◆ Requirements ◆
What follows is a listing. Return every line of it exactly.

◆ Given data ◆
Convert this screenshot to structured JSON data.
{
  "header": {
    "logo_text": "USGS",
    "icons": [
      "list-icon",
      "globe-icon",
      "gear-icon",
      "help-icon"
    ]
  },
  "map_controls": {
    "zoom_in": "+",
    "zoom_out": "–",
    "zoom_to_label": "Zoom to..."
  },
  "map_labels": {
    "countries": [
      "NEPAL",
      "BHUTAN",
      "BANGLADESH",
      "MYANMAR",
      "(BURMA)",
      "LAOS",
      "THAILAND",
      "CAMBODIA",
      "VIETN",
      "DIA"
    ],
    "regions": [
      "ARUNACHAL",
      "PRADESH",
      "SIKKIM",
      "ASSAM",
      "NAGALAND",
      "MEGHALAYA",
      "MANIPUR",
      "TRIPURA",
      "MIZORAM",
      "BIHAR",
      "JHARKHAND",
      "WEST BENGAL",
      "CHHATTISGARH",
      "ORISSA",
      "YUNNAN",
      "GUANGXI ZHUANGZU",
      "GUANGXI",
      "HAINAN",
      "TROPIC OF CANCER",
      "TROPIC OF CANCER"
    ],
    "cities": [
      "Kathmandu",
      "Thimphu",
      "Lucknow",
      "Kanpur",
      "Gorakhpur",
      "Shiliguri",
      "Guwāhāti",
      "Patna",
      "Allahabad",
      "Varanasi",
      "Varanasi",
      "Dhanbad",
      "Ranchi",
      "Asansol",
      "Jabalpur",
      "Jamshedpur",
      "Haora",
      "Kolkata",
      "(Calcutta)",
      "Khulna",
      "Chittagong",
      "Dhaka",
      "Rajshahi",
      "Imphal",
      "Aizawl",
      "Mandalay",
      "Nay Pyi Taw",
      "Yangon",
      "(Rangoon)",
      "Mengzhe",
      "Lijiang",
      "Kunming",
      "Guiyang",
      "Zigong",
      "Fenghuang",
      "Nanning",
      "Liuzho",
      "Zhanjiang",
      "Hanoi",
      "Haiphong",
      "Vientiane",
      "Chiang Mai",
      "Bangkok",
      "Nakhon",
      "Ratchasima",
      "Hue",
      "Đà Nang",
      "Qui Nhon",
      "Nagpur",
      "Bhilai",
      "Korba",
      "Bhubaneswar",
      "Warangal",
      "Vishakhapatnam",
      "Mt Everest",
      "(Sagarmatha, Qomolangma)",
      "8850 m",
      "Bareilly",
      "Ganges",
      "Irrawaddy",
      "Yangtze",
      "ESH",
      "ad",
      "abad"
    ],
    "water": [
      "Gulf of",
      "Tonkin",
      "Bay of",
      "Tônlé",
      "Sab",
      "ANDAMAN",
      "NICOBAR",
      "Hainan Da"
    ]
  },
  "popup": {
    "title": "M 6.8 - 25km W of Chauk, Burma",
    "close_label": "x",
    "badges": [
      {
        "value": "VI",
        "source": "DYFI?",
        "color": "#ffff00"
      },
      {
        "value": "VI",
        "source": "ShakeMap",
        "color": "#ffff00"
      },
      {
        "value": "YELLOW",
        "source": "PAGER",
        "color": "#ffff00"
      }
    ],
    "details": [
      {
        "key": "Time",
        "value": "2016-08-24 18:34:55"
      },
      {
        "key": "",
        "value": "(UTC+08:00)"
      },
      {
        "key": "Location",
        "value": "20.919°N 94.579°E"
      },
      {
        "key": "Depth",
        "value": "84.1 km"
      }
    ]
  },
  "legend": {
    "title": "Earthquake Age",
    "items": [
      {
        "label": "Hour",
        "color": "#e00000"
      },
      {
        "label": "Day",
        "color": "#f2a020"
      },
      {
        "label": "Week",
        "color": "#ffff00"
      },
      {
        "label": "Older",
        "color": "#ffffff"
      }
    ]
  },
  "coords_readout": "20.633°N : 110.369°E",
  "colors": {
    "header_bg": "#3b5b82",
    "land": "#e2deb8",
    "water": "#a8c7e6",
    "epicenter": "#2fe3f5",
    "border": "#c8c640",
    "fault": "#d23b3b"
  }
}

◆ Right answer ◆
Convert this screenshot to structured JSON data.
{
  "header": {
    "logo_text": "USGS",
    "icons": [
      "list-icon",
      "globe-icon",
      "gear-icon",
      "help-icon"
    ]
  },
  "map_controls": {
    "zoom_in": "+",
    "zoom_out": "–",
    "zoom_to_label": "Zoom to..."
  },
  "map_labels": {
    "countries": [
      "NEPAL",
      "BHUTAN",
      "BANGLADESH",
      "MYANMAR",
      "(BURMA)",
      "LAOS",
      "THAILAND",
      "CAMBODIA",
      "VIETN",
      "DIA"
    ],
    "regions": [
      "ARUNACHAL",
      "PRADESH",
      "SIKKIM",
      "ASSAM",
      "NAGALAND",
      "MEGHALAYA",
      "MANIPUR",
      "TRIPURA",
      "MIZORAM",
      "BIHAR",
      "JHARKHAND",
      "WEST BENGAL",
      "CHHATTISGARH",
      "ORISSA",
      "YUNNAN",
      "GUANGXI ZHUANGZU",
      "GUANGXI",
      "HAINAN",
      "TROPIC OF CANCER",
      "TROPIC OF CANCER"
    ],
    "cities": [
      "Kathmandu",
      "Thimphu",
      "Lucknow",
      "Kanpur",
      "Gorakhpur",
      "Shiliguri",
      "Guwāhāti",
      "Patna",
      "Allahabad",
      "Varanasi",
      "Varanasi",
      "Dhanbad",
      "Ranchi",
      "Asansol",
      "Jabalpur",
      "Jamshedpur",
      "Haora",
      "Kolkata",
      "(Calcutta)",
      "Khulna",
      "Chittagong",
      "Dhaka",
      "Rajshahi",
      "Imphal",
      "Aizawl",
      "Mandalay",
      "Nay Pyi Taw",
      "Yangon",
      "(Rangoon)",
      "Mengzhe",
      "Lijiang",
      "Kunming",
      "Guiyang",
      "Zigong",
      "Fenghuang",
      "Nanning",
      "Liuzho",
      "Zhanjiang",
      "Hanoi",
      "Haiphong",
      "Vientiane",
      "Chiang Mai",
      "Bangkok",
      "Nakhon",
      "Ratchasima",
      "Hue",
      "Đà Nang",
      "Qui Nhon",
      "Nagpur",
      "Bhilai",
      "Korba",
      "Bhubaneswar",
      "Warangal",
      "Vishakhapatnam",
      "Mt Everest",
      "(Sagarmatha, Qomolangma)",
      "8850 m",
      "Bareilly",
      "Ganges",
      "Irrawaddy",
      "Yangtze",
      "ESH",
      "ad",
      "abad"
    ],
    "water": [
      "Gulf of",
      "Tonkin",
      "Bay of",
      "Tônlé",
      "Sab",
      "ANDAMAN",
      "NICOBAR",
      "Hainan Da"
    ]
  },
  "popup": {
    "title": "M 6.8 - 25km W of Chauk, Burma",
    "close_label": "x",
    "badges": [
      {
        "value": "VI",
        "source": "DYFI?",
        "color": "#ffff00"
      },
      {
        "value": "VI",
        "source": "ShakeMap",
        "color": "#ffff00"
      },
      {
        "value": "YELLOW",
        "source": "PAGER",
        "color": "#ffff00"
      }
    ],
    "details": [
      {
        "key": "Time",
        "value": "2016-08-24 18:34:55"
      },
      {
        "key": "",
        "value": "(UTC+08:00)"
      },
      {
        "key": "Location",
        "value": "20.919°N 94.579°E"
      },
      {
        "key": "Depth",
        "value": "84.1 km"
      }
    ]
  },
  "legend": {
    "title": "Earthquake Age",
    "items": [
      {
        "label": "Hour",
        "color": "#e00000"
      },
      {
        "label": "Day",
        "color": "#f2a020"
      },
      {
        "label": "Week",
        "color": "#ffff00"
      },
      {
        "label": "Older",
        "color": "#ffffff"
      }
    ]
  },
  "coords_readout": "20.633°N : 110.369°E",
  "colors": {
    "header_bg": "#3b5b82",
    "land": "#e2deb8",
    "water": "#a8c7e6",
    "epicenter": "#2fe3f5",
    "border": "#c8c640",
    "fault": "#d23b3b"
  }
}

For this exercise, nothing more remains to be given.